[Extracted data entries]

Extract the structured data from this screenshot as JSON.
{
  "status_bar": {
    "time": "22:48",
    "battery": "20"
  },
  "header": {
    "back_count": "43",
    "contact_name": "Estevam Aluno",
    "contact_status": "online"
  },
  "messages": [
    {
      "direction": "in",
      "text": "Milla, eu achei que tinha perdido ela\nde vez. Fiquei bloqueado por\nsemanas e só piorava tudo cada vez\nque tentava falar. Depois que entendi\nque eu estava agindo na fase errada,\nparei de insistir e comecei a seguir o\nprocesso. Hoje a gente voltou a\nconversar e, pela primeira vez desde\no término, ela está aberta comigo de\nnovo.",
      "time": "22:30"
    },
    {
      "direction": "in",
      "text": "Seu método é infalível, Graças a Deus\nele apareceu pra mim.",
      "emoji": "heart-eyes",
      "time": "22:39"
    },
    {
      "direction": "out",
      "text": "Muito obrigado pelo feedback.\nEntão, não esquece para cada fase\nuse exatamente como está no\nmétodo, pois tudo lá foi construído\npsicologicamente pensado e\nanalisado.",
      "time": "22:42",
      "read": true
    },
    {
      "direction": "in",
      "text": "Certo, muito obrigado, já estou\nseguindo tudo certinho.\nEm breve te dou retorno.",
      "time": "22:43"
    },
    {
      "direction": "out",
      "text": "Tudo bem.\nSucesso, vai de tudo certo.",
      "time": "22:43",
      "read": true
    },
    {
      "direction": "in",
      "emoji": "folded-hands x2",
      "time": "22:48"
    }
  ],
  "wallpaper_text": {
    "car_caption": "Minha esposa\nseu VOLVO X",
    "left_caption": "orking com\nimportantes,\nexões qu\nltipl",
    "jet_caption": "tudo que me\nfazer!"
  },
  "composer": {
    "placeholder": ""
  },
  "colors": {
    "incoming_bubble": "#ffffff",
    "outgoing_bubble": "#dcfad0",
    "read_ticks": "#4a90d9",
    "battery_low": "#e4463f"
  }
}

DO THIS: List every line above that contains the word "obrigado".

REPLY TO THE EXERCISE:
      "text": "Muito obrigado pelo feedback.\nEntão, não esquece para cada fase\nuse exatamente como está no\nmétodo, pois tudo lá foi construído\npsicologicamente pensado e\nanalisado.",
      "text": "Certo, muito obrigado, já estou\nseguindo tudo certinho.\nEm breve te dou retorno.",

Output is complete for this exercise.